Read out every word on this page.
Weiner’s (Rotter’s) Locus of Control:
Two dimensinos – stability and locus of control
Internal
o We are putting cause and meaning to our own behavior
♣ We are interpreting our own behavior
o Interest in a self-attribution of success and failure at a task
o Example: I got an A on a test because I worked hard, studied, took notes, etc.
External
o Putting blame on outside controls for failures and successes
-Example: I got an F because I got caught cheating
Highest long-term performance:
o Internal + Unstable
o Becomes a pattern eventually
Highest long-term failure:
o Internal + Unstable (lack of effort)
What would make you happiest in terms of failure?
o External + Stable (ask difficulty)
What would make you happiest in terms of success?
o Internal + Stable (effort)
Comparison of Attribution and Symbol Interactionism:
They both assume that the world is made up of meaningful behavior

..............................

## Exercise instructions
Please output the entries above, every line exactly as it reads.

## Task response
Read out every word on this page.
Weiner’s (Rotter’s) Locus of Control:
Two dimensinos – stability and locus of control
Internal
o We are putting cause and meaning to our own behavior
♣ We are interpreting our own behavior
o Interest in a self-attribution of success and failure at a task
o Example: I got an A on a test because I worked hard, studied, took notes, etc.
External
o Putting blame on outside controls for failures and successes
-Example: I got an F because I got caught cheating
Highest long-term performance:
o Internal + Unstable
o Becomes a pattern eventually
Highest long-term failure:
o Internal + Unstable (lack of effort)
What would make you happiest in terms of failure?
o External + Stable (ask difficulty)
What would make you happiest in terms of success?
o Internal + Stable (effort)
Comparison of Attribution and Symbol Interactionism:
They both assume that the world is made up of meaningful behavior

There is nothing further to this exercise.